Input material:
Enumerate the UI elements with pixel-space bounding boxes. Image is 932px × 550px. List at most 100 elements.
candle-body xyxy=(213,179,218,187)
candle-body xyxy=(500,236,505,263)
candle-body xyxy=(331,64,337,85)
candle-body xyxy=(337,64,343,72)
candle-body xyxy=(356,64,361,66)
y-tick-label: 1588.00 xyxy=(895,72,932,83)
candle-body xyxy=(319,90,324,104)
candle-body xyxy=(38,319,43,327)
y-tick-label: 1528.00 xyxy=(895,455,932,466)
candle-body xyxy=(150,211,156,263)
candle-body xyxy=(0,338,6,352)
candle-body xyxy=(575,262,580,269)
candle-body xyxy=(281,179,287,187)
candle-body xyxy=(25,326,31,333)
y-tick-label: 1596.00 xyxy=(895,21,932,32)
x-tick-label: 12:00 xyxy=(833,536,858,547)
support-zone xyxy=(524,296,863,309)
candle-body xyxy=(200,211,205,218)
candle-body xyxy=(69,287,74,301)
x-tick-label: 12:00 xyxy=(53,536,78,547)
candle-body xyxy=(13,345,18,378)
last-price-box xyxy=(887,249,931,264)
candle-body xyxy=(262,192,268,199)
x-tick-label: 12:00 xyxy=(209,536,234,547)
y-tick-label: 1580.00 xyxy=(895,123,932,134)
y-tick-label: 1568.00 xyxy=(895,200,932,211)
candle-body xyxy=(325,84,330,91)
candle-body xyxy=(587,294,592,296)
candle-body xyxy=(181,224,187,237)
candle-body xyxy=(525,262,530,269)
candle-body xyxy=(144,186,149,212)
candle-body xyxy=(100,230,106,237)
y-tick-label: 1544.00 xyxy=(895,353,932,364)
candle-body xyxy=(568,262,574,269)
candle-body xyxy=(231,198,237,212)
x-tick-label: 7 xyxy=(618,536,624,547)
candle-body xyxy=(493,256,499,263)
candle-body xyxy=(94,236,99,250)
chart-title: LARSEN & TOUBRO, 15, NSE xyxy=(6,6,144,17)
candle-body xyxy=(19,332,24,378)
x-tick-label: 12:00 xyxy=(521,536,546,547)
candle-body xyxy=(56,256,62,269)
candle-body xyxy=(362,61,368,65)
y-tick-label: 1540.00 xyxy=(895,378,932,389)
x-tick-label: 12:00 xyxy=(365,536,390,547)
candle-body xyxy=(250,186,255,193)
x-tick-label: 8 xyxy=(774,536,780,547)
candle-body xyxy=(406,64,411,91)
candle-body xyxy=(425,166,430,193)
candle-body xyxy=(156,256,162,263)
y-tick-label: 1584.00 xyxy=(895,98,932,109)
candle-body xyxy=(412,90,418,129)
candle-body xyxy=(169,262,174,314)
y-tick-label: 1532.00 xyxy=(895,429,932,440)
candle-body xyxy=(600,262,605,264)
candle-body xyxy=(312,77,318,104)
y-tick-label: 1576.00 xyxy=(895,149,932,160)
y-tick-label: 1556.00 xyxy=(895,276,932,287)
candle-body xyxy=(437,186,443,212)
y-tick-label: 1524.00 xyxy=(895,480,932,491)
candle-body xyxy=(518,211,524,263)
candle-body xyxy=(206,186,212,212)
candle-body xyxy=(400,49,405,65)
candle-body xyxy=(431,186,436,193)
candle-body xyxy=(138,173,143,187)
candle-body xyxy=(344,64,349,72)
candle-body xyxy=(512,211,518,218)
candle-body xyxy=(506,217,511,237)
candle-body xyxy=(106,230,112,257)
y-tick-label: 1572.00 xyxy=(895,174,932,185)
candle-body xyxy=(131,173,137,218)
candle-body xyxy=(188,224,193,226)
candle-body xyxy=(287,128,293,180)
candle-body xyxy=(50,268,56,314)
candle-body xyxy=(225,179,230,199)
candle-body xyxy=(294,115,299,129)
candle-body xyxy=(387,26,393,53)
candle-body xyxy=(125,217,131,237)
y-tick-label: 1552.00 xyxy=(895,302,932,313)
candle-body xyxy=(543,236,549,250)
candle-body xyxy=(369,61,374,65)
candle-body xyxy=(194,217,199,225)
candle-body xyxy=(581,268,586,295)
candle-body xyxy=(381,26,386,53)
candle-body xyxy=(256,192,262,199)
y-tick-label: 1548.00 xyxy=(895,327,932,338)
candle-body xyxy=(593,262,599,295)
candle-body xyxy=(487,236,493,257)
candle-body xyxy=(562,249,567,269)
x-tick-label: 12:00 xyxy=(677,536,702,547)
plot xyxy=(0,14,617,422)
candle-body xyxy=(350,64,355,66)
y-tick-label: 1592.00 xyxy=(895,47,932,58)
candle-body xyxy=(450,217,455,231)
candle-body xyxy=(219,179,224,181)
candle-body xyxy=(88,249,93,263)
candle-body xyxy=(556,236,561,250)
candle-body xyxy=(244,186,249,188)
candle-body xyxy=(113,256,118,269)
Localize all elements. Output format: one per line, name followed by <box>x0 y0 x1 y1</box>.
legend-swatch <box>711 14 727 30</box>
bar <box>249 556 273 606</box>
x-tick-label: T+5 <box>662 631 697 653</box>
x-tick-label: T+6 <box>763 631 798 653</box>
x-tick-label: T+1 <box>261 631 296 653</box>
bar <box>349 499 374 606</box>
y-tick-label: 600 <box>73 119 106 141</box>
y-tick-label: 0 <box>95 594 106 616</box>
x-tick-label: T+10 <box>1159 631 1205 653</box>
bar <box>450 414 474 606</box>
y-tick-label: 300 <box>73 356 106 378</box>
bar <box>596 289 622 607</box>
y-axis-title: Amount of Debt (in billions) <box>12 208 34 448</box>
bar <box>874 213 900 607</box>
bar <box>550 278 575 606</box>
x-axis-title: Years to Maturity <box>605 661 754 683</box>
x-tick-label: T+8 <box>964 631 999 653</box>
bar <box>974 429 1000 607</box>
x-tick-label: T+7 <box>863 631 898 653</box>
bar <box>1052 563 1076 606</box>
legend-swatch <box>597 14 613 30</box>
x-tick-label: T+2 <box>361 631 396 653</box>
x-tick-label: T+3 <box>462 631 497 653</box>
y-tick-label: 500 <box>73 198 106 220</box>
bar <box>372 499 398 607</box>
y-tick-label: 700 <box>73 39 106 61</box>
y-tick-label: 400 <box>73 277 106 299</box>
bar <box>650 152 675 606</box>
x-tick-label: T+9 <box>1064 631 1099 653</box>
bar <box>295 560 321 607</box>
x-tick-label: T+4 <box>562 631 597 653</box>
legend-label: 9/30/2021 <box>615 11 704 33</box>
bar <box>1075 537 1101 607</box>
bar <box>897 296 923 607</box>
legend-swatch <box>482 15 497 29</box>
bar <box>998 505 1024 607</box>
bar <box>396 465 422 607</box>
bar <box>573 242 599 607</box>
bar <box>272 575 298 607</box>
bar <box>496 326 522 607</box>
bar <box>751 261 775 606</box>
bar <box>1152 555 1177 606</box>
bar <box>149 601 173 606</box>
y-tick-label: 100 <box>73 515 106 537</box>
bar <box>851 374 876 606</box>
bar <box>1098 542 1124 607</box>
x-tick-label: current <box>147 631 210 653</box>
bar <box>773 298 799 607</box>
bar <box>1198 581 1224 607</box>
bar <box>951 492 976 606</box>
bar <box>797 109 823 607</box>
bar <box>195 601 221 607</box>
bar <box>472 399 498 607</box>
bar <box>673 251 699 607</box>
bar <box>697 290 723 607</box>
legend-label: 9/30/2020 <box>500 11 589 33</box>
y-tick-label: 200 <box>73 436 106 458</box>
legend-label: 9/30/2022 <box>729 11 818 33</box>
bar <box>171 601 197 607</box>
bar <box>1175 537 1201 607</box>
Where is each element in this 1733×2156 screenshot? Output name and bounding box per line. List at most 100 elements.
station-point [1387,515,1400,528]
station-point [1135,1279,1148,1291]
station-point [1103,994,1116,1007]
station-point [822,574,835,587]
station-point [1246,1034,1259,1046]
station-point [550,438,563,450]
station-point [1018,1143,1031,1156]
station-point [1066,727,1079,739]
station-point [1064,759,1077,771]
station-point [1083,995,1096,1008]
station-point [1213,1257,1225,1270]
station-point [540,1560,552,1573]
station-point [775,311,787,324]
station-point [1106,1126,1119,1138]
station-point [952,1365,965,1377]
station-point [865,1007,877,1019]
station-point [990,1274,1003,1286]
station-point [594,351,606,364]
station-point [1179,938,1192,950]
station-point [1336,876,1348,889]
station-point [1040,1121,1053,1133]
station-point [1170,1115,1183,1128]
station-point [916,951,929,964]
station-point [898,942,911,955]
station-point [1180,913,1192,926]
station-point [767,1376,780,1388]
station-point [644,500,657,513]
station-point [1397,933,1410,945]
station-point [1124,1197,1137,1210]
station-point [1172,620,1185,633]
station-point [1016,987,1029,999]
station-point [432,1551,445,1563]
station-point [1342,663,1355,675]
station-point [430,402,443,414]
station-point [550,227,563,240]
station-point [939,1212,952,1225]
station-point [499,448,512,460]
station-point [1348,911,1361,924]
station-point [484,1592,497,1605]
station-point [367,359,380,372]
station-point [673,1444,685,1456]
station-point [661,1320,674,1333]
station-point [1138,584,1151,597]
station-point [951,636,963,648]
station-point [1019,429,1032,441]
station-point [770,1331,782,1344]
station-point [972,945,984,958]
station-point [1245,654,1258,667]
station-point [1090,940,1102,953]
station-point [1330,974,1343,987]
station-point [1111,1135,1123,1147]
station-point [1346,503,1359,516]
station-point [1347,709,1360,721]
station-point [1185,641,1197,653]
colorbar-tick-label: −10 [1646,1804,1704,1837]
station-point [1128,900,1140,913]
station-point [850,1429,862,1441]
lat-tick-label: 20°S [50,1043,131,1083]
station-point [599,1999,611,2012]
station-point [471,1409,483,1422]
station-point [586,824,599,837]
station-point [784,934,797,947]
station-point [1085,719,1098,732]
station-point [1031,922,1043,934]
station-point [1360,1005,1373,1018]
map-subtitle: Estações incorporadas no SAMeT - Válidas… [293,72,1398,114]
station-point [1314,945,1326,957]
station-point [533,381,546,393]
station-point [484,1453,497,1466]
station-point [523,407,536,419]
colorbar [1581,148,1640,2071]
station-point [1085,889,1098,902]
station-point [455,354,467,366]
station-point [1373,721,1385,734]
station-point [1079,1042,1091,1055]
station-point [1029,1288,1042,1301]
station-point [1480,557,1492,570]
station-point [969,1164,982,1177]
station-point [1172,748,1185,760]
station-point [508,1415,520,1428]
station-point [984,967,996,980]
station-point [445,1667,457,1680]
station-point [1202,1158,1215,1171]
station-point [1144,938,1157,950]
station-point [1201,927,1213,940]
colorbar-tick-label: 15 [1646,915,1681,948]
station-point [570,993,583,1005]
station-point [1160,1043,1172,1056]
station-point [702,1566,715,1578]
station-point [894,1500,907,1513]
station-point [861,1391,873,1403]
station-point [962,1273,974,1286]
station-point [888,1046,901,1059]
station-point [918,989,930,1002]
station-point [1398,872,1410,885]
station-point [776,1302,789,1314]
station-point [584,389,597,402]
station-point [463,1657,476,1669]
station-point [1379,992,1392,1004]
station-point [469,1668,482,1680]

Brief: Copy out the entries word for word from the first line through the line that contains "candle-body xyxy=(437,186,443,212)", including that line.

Exercise response:
Enumerate the UI elements with pixel-space bounding boxes. Image is 932px × 550px. List at most 100 elements.
candle-body xyxy=(213,179,218,187)
candle-body xyxy=(500,236,505,263)
candle-body xyxy=(331,64,337,85)
candle-body xyxy=(337,64,343,72)
candle-body xyxy=(356,64,361,66)
y-tick-label: 1588.00 xyxy=(895,72,932,83)
candle-body xyxy=(319,90,324,104)
candle-body xyxy=(38,319,43,327)
y-tick-label: 1528.00 xyxy=(895,455,932,466)
candle-body xyxy=(150,211,156,263)
candle-body xyxy=(0,338,6,352)
candle-body xyxy=(575,262,580,269)
candle-body xyxy=(281,179,287,187)
candle-body xyxy=(25,326,31,333)
y-tick-label: 1596.00 xyxy=(895,21,932,32)
x-tick-label: 12:00 xyxy=(833,536,858,547)
support-zone xyxy=(524,296,863,309)
candle-body xyxy=(200,211,205,218)
candle-body xyxy=(69,287,74,301)
x-tick-label: 12:00 xyxy=(53,536,78,547)
candle-body xyxy=(13,345,18,378)
last-price-box xyxy=(887,249,931,264)
candle-body xyxy=(262,192,268,199)
x-tick-label: 12:00 xyxy=(209,536,234,547)
y-tick-label: 1580.00 xyxy=(895,123,932,134)
y-tick-label: 1568.00 xyxy=(895,200,932,211)
candle-body xyxy=(325,84,330,91)
candle-body xyxy=(587,294,592,296)
candle-body xyxy=(181,224,187,237)
candle-body xyxy=(525,262,530,269)
candle-body xyxy=(144,186,149,212)
candle-body xyxy=(100,230,106,237)
y-tick-label: 1544.00 xyxy=(895,353,932,364)
candle-body xyxy=(568,262,574,269)
candle-body xyxy=(231,198,237,212)
x-tick-label: 7 xyxy=(618,536,624,547)
candle-body xyxy=(493,256,499,263)
candle-body xyxy=(94,236,99,250)
chart-title: LARSEN & TOUBRO, 15, NSE xyxy=(6,6,144,17)
candle-body xyxy=(19,332,24,378)
x-tick-label: 12:00 xyxy=(521,536,546,547)
candle-body xyxy=(56,256,62,269)
candle-body xyxy=(362,61,368,65)
y-tick-label: 1540.00 xyxy=(895,378,932,389)
x-tick-label: 12:00 xyxy=(365,536,390,547)
candle-body xyxy=(250,186,255,193)
x-tick-label: 8 xyxy=(774,536,780,547)
candle-body xyxy=(406,64,411,91)
candle-body xyxy=(425,166,430,193)
candle-body xyxy=(156,256,162,263)
y-tick-label: 1584.00 xyxy=(895,98,932,109)
candle-body xyxy=(412,90,418,129)
candle-body xyxy=(169,262,174,314)
y-tick-label: 1532.00 xyxy=(895,429,932,440)
candle-body xyxy=(600,262,605,264)
candle-body xyxy=(312,77,318,104)
y-tick-label: 1576.00 xyxy=(895,149,932,160)
y-tick-label: 1556.00 xyxy=(895,276,932,287)
candle-body xyxy=(437,186,443,212)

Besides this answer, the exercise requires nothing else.